[START]
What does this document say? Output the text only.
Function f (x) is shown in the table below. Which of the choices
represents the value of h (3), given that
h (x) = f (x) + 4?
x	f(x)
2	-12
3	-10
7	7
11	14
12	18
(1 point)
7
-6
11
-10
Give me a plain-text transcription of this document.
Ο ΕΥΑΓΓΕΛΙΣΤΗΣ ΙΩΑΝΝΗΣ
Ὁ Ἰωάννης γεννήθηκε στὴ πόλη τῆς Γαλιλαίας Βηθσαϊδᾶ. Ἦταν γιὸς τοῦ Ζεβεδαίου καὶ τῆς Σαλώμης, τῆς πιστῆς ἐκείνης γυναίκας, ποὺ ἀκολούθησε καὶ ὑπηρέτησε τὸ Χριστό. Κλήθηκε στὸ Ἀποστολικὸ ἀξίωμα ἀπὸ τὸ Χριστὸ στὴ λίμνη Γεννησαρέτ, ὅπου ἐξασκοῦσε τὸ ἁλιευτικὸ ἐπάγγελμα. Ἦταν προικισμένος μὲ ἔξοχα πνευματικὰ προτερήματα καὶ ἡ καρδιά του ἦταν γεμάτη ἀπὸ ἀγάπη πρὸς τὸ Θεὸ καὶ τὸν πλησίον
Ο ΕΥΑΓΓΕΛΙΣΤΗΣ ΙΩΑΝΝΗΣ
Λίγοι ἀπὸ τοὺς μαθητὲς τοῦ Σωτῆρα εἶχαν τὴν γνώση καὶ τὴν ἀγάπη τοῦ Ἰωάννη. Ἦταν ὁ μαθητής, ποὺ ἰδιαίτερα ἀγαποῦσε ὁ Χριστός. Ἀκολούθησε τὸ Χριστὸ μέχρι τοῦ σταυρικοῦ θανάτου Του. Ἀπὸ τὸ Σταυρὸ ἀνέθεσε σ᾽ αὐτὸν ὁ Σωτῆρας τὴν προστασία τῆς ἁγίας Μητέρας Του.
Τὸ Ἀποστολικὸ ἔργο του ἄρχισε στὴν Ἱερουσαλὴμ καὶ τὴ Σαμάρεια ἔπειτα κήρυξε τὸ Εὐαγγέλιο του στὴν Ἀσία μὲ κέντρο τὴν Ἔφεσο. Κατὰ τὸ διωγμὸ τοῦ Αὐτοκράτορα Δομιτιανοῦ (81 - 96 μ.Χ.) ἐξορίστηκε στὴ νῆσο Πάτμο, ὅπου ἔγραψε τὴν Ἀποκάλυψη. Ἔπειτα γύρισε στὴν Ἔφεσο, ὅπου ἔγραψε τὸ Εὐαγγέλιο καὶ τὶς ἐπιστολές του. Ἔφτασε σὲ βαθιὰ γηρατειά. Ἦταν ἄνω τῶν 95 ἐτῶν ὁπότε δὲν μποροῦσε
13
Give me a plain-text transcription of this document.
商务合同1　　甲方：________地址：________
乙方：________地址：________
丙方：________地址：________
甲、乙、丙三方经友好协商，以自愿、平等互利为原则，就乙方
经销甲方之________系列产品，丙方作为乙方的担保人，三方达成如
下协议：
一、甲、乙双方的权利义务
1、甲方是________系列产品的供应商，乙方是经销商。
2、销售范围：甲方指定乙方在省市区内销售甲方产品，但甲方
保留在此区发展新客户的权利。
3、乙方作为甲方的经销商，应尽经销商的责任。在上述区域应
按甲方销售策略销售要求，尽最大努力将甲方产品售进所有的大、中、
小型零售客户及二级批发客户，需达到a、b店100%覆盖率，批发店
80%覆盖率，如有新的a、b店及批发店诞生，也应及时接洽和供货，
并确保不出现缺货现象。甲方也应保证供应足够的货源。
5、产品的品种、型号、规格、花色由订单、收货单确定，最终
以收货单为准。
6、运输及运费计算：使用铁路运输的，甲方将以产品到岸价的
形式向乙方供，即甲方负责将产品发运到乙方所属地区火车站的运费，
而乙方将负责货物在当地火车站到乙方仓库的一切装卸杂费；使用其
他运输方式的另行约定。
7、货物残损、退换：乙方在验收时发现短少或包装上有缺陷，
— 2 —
[END]
**Short exercise**
Your task is to print all of the records exactly.

**Output for this exercise**
What does this document say? Output the text only.
Function f (x) is shown in the table below. Which of the choices
represents the value of h (3), given that
h (x) = f (x) + 4?
x	f(x)
2	-12
3	-10
7	7
11	14
12	18
(1 point)
7
-6
11
-10
Give me a plain-text transcription of this document.
Ο ΕΥΑΓΓΕΛΙΣΤΗΣ ΙΩΑΝΝΗΣ
Ὁ Ἰωάννης γεννήθηκε στὴ πόλη τῆς Γαλιλαίας Βηθσαϊδᾶ. Ἦταν γιὸς τοῦ Ζεβεδαίου καὶ τῆς Σαλώμης, τῆς πιστῆς ἐκείνης γυναίκας, ποὺ ἀκολούθησε καὶ ὑπηρέτησε τὸ Χριστό. Κλήθηκε στὸ Ἀποστολικὸ ἀξίωμα ἀπὸ τὸ Χριστὸ στὴ λίμνη Γεννησαρέτ, ὅπου ἐξασκοῦσε τὸ ἁλιευτικὸ ἐπάγγελμα. Ἦταν προικισμένος μὲ ἔξοχα πνευματικὰ προτερήματα καὶ ἡ καρδιά του ἦταν γεμάτη ἀπὸ ἀγάπη πρὸς τὸ Θεὸ καὶ τὸν πλησίον
Ο ΕΥΑΓΓΕΛΙΣΤΗΣ ΙΩΑΝΝΗΣ
Λίγοι ἀπὸ τοὺς μαθητὲς τοῦ Σωτῆρα εἶχαν τὴν γνώση καὶ τὴν ἀγάπη τοῦ Ἰωάννη. Ἦταν ὁ μαθητής, ποὺ ἰδιαίτερα ἀγαποῦσε ὁ Χριστός. Ἀκολούθησε τὸ Χριστὸ μέχρι τοῦ σταυρικοῦ θανάτου Του. Ἀπὸ τὸ Σταυρὸ ἀνέθεσε σ᾽ αὐτὸν ὁ Σωτῆρας τὴν προστασία τῆς ἁγίας Μητέρας Του.
Τὸ Ἀποστολικὸ ἔργο του ἄρχισε στὴν Ἱερουσαλὴμ καὶ τὴ Σαμάρεια ἔπειτα κήρυξε τὸ Εὐαγγέλιο του στὴν Ἀσία μὲ κέντρο τὴν Ἔφεσο. Κατὰ τὸ διωγμὸ τοῦ Αὐτοκράτορα Δομιτιανοῦ (81 - 96 μ.Χ.) ἐξορίστηκε στὴ νῆσο Πάτμο, ὅπου ἔγραψε τὴν Ἀποκάλυψη. Ἔπειτα γύρισε στὴν Ἔφεσο, ὅπου ἔγραψε τὸ Εὐαγγέλιο καὶ τὶς ἐπιστολές του. Ἔφτασε σὲ βαθιὰ γηρατειά. Ἦταν ἄνω τῶν 95 ἐτῶν ὁπότε δὲν μποροῦσε
13
Give me a plain-text transcription of this document.
商务合同1　　甲方：________地址：________
乙方：________地址：________
丙方：________地址：________
甲、乙、丙三方经友好协商，以自愿、平等互利为原则，就乙方
经销甲方之________系列产品，丙方作为乙方的担保人，三方达成如
下协议：
一、甲、乙双方的权利义务
1、甲方是________系列产品的供应商，乙方是经销商。
2、销售范围：甲方指定乙方在省市区内销售甲方产品，但甲方
保留在此区发展新客户的权利。
3、乙方作为甲方的经销商，应尽经销商的责任。在上述区域应
按甲方销售策略销售要求，尽最大努力将甲方产品售进所有的大、中、
小型零售客户及二级批发客户，需达到a、b店100%覆盖率，批发店
80%覆盖率，如有新的a、b店及批发店诞生，也应及时接洽和供货，
并确保不出现缺货现象。甲方也应保证供应足够的货源。
5、产品的品种、型号、规格、花色由订单、收货单确定，最终
以收货单为准。
6、运输及运费计算：使用铁路运输的，甲方将以产品到岸价的
形式向乙方供，即甲方负责将产品发运到乙方所属地区火车站的运费，
而乙方将负责货物在当地火车站到乙方仓库的一切装卸杂费；使用其
他运输方式的另行约定。
7、货物残损、退换：乙方在验收时发现短少或包装上有缺陷，
— 2 —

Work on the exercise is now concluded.